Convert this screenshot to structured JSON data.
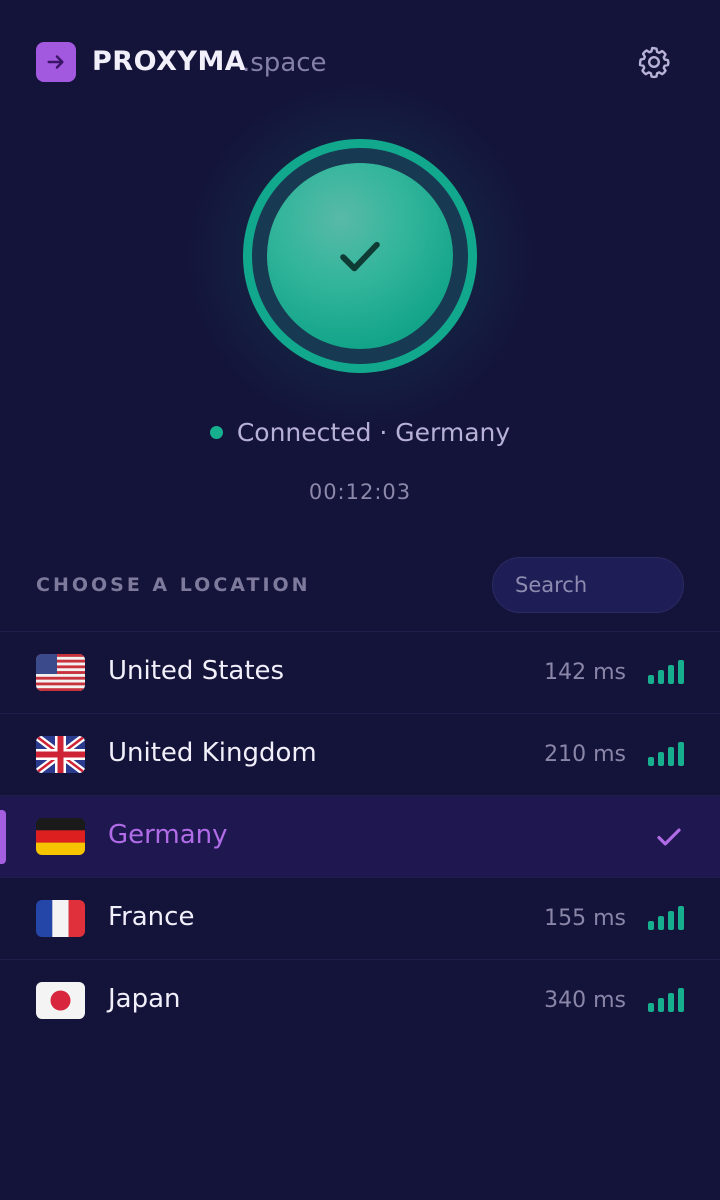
{
  "header": {
    "brand": "PROXYMA",
    "brand_suffix": ".space",
    "logo_icon": "arrow-right-icon",
    "settings_icon": "gear-icon"
  },
  "connection": {
    "status": "Connected · Germany",
    "timer": "00:12:03",
    "state_icon": "check-icon"
  },
  "locations": {
    "title": "CHOOSE A LOCATION",
    "search_placeholder": "Search",
    "items": [
      {
        "name": "United States",
        "latency": "142 ms",
        "flag": "us-flag-icon",
        "selected": false
      },
      {
        "name": "United Kingdom",
        "latency": "210 ms",
        "flag": "uk-flag-icon",
        "selected": false
      },
      {
        "name": "Germany",
        "latency": "",
        "flag": "de-flag-icon",
        "selected": true
      },
      {
        "name": "France",
        "latency": "155 ms",
        "flag": "fr-flag-icon",
        "selected": false
      },
      {
        "name": "Japan",
        "latency": "340 ms",
        "flag": "jp-flag-icon",
        "selected": false
      }
    ]
  },
  "colors": {
    "background": "#14133a",
    "accent": "#a259e0",
    "connected": "#12a88d",
    "signal": "#17b08f"
  }
}
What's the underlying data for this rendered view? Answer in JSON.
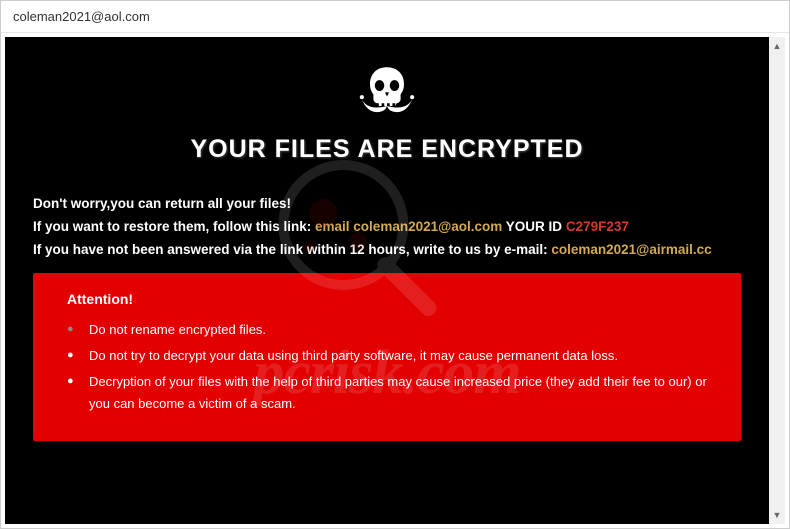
{
  "titlebar": {
    "title": "coleman2021@aol.com"
  },
  "heading": "YOUR FILES ARE ENCRYPTED",
  "intro": {
    "line1": "Don't worry,you can return all your files!",
    "line2_pre": "If you want to restore them, follow this link: ",
    "line2_email_label": "email coleman2021@aol.com",
    "line2_id_label": "  YOUR ID ",
    "line2_id_value": "C279F237",
    "line3_pre": "If you have not been answered via the link within 12 hours, write to us by e-mail: ",
    "line3_email": "coleman2021@airmail.cc"
  },
  "attention": {
    "title": "Attention!",
    "items": [
      "Do not rename encrypted files.",
      "Do not try to decrypt your data using third party software, it may cause permanent data loss.",
      "Decryption of your files with the help of third parties may cause increased price (they add their fee to our) or you can become a victim of a scam."
    ]
  },
  "watermark": {
    "text": "pcrisk.com"
  }
}
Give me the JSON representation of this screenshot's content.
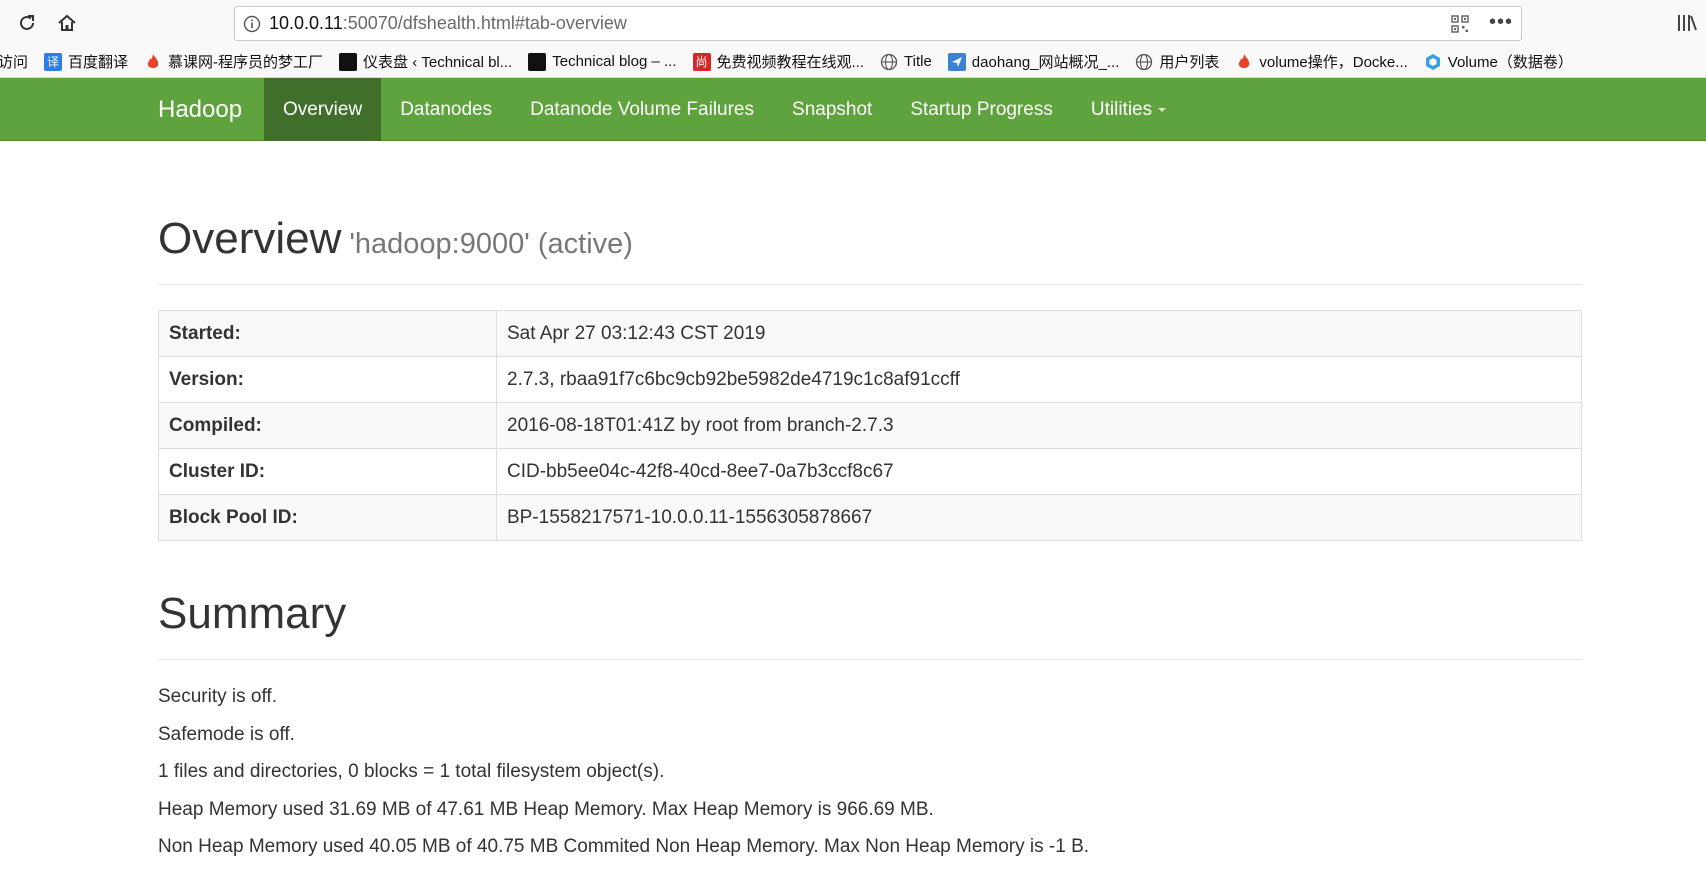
{
  "browser": {
    "url_host": "10.0.0.11",
    "url_rest": ":50070/dfshealth.html#tab-overview",
    "more_label": "•••",
    "bookmarks": [
      {
        "label": "访问",
        "icon": "none",
        "color": ""
      },
      {
        "label": "百度翻译",
        "icon": "translate-icon",
        "color": "#2b7de9"
      },
      {
        "label": "慕课网-程序员的梦工厂",
        "icon": "flame-icon",
        "color": "#e8412c"
      },
      {
        "label": "仪表盘 ‹ Technical bl...",
        "icon": "dashboard-icon",
        "color": "#111111"
      },
      {
        "label": "Technical blog – ...",
        "icon": "blog-icon",
        "color": "#111111"
      },
      {
        "label": "免费视频教程在线观...",
        "icon": "shang-icon",
        "color": "#d9262b"
      },
      {
        "label": "Title",
        "icon": "globe-icon",
        "color": "#555555"
      },
      {
        "label": "daohang_网站概况_...",
        "icon": "plane-icon",
        "color": "#3b82d6"
      },
      {
        "label": "用户列表",
        "icon": "globe-icon",
        "color": "#555555"
      },
      {
        "label": "volume操作，Docke...",
        "icon": "flame-icon",
        "color": "#e8412c"
      },
      {
        "label": "Volume（数据卷）",
        "icon": "cube-icon",
        "color": "#39a0e0"
      }
    ]
  },
  "navbar": {
    "brand": "Hadoop",
    "items": [
      {
        "label": "Overview",
        "active": true
      },
      {
        "label": "Datanodes",
        "active": false
      },
      {
        "label": "Datanode Volume Failures",
        "active": false
      },
      {
        "label": "Snapshot",
        "active": false
      },
      {
        "label": "Startup Progress",
        "active": false
      },
      {
        "label": "Utilities",
        "active": false,
        "dropdown": true
      }
    ],
    "colors": {
      "bar": "#5fa33e",
      "active": "#3f6f2a"
    }
  },
  "overview": {
    "title": "Overview",
    "subtitle": "'hadoop:9000' (active)",
    "rows": [
      {
        "key": "Started:",
        "value": "Sat Apr 27 03:12:43 CST 2019"
      },
      {
        "key": "Version:",
        "value": "2.7.3, rbaa91f7c6bc9cb92be5982de4719c1c8af91ccff"
      },
      {
        "key": "Compiled:",
        "value": "2016-08-18T01:41Z by root from branch-2.7.3"
      },
      {
        "key": "Cluster ID:",
        "value": "CID-bb5ee04c-42f8-40cd-8ee7-0a7b3ccf8c67"
      },
      {
        "key": "Block Pool ID:",
        "value": "BP-1558217571-10.0.0.11-1556305878667"
      }
    ]
  },
  "summary": {
    "title": "Summary",
    "lines": [
      "Security is off.",
      "Safemode is off.",
      "1 files and directories, 0 blocks = 1 total filesystem object(s).",
      "Heap Memory used 31.69 MB of 47.61 MB Heap Memory. Max Heap Memory is 966.69 MB.",
      "Non Heap Memory used 40.05 MB of 40.75 MB Commited Non Heap Memory. Max Non Heap Memory is -1 B."
    ]
  }
}
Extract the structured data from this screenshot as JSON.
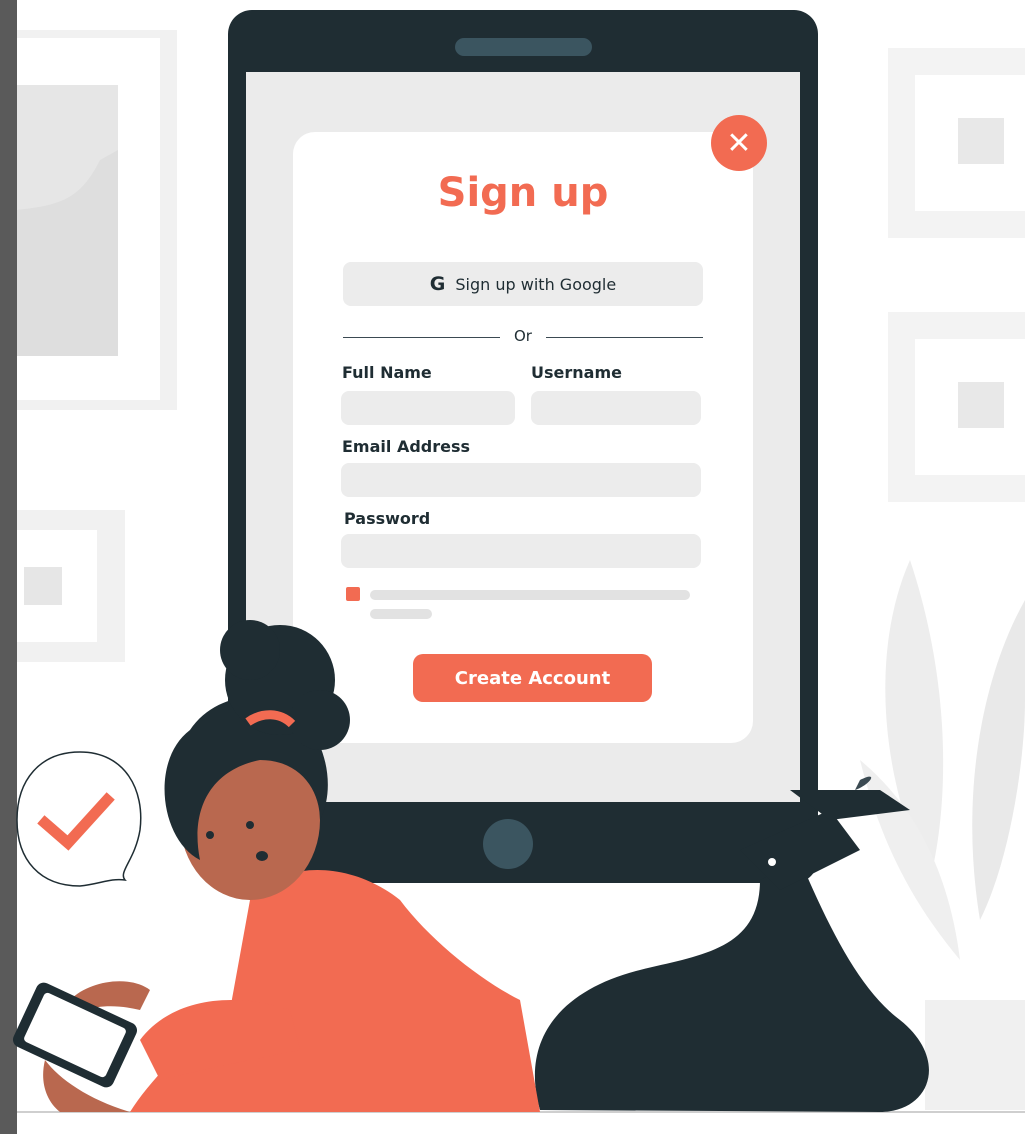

**Exercise task:** Could you repeat all of the material exactly? Pictures should not be copied.

**Solution:**
Convert this screenshot to structured JSON data.
{
  "header": {
    "brand": "PROXYMA",
    "brand_suffix": ".space",
    "logo_icon": "arrow-right-icon",
    "settings_icon": "gear-icon"
  },
  "connection": {
    "status": "Connected · Germany",
    "timer": "00:12:03",
    "state_icon": "check-icon"
  },
  "locations": {
    "title": "CHOOSE A LOCATION",
    "search_placeholder": "Search",
    "items": [
      {
        "name": "United States",
        "latency": "142 ms",
        "flag": "us-flag-icon",
        "selected": false
      },
      {
        "name": "United Kingdom",
        "latency": "210 ms",
        "flag": "uk-flag-icon",
        "selected": false
      },
      {
        "name": "Germany",
        "latency": "",
        "flag": "de-flag-icon",
        "selected": true
      },
      {
        "name": "France",
        "latency": "155 ms",
        "flag": "fr-flag-icon",
        "selected": false
      },
      {
        "name": "Japan",
        "latency": "340 ms",
        "flag": "jp-flag-icon",
        "selected": false
      }
    ]
  },
  "colors": {
    "background": "#14133a",
    "accent": "#a259e0",
    "connected": "#12a88d",
    "signal": "#17b08f"
  }
}
What's the underlying data for this rendered view? Answer in JSON.
{
  "titlebar": {
    "title": "coleman2021@aol.com"
  },
  "heading": "YOUR FILES ARE ENCRYPTED",
  "intro": {
    "line1": "Don't worry,you can return all your files!",
    "line2_pre": "If you want to restore them, follow this link: ",
    "line2_email_label": "email coleman2021@aol.com",
    "line2_id_label": "  YOUR ID ",
    "line2_id_value": "C279F237",
    "line3_pre": "If you have not been answered via the link within 12 hours, write to us by e-mail: ",
    "line3_email": "coleman2021@airmail.cc"
  },
  "attention": {
    "title": "Attention!",
    "items": [
      "Do not rename encrypted files.",
      "Do not try to decrypt your data using third party software, it may cause permanent data loss.",
      "Decryption of your files with the help of third parties may cause increased price (they add their fee to our) or you can become a victim of a scam."
    ]
  },
  "watermark": {
    "text": "pcrisk.com"
  }
}
Give me the JSON representation of this screenshot's content.
{
  "browser": {
    "url_host": "10.0.0.11",
    "url_rest": ":50070/dfshealth.html#tab-overview",
    "more_label": "•••",
    "bookmarks": [
      {
        "label": "访问",
        "icon": "none",
        "color": ""
      },
      {
        "label": "百度翻译",
        "icon": "translate-icon",
        "color": "#2b7de9"
      },
      {
        "label": "慕课网-程序员的梦工厂",
        "icon": "flame-icon",
        "color": "#e8412c"
      },
      {
        "label": "仪表盘 ‹ Technical bl...",
        "icon": "dashboard-icon",
        "color": "#111111"
      },
      {
        "label": "Technical blog – ...",
        "icon": "blog-icon",
        "color": "#111111"
      },
      {
        "label": "免费视频教程在线观...",
        "icon": "shang-icon",
        "color": "#d9262b"
      },
      {
        "label": "Title",
        "icon": "globe-icon",
        "color": "#555555"
      },
      {
        "label": "daohang_网站概况_...",
        "icon": "plane-icon",
        "color": "#3b82d6"
      },
      {
        "label": "用户列表",
        "icon": "globe-icon",
        "color": "#555555"
      },
      {
        "label": "volume操作，Docke...",
        "icon": "flame-icon",
        "color": "#e8412c"
      },
      {
        "label": "Volume（数据卷）",
        "icon": "cube-icon",
        "color": "#39a0e0"
      }
    ]
  },
  "navbar": {
    "brand": "Hadoop",
    "items": [
      {
        "label": "Overview",
        "active": true
      },
      {
        "label": "Datanodes",
        "active": false
      },
      {
        "label": "Datanode Volume Failures",
        "active": false
      },
      {
        "label": "Snapshot",
        "active": false
      },
      {
        "label": "Startup Progress",
        "active": false
      },
      {
        "label": "Utilities",
        "active": false,
        "dropdown": true
      }
    ],
    "colors": {
      "bar": "#5fa33e",
      "active": "#3f6f2a"
    }
  },
  "overview": {
    "title": "Overview",
    "subtitle": "'hadoop:9000' (active)",
    "rows": [
      {
        "key": "Started:",
        "value": "Sat Apr 27 03:12:43 CST 2019"
      },
      {
        "key": "Version:",
        "value": "2.7.3, rbaa91f7c6bc9cb92be5982de4719c1c8af91ccff"
      },
      {
        "key": "Compiled:",
        "value": "2016-08-18T01:41Z by root from branch-2.7.3"
      },
      {
        "key": "Cluster ID:",
        "value": "CID-bb5ee04c-42f8-40cd-8ee7-0a7b3ccf8c67"
      },
      {
        "key": "Block Pool ID:",
        "value": "BP-1558217571-10.0.0.11-1556305878667"
      }
    ]
  },
  "summary": {
    "title": "Summary",
    "lines": [
      "Security is off.",
      "Safemode is off.",
      "1 files and directories, 0 blocks = 1 total filesystem object(s).",
      "Heap Memory used 31.69 MB of 47.61 MB Heap Memory. Max Heap Memory is 966.69 MB.",
      "Non Heap Memory used 40.05 MB of 40.75 MB Commited Non Heap Memory. Max Non Heap Memory is -1 B."
    ]
  }
}
Extract the structured data from this screenshot as JSON.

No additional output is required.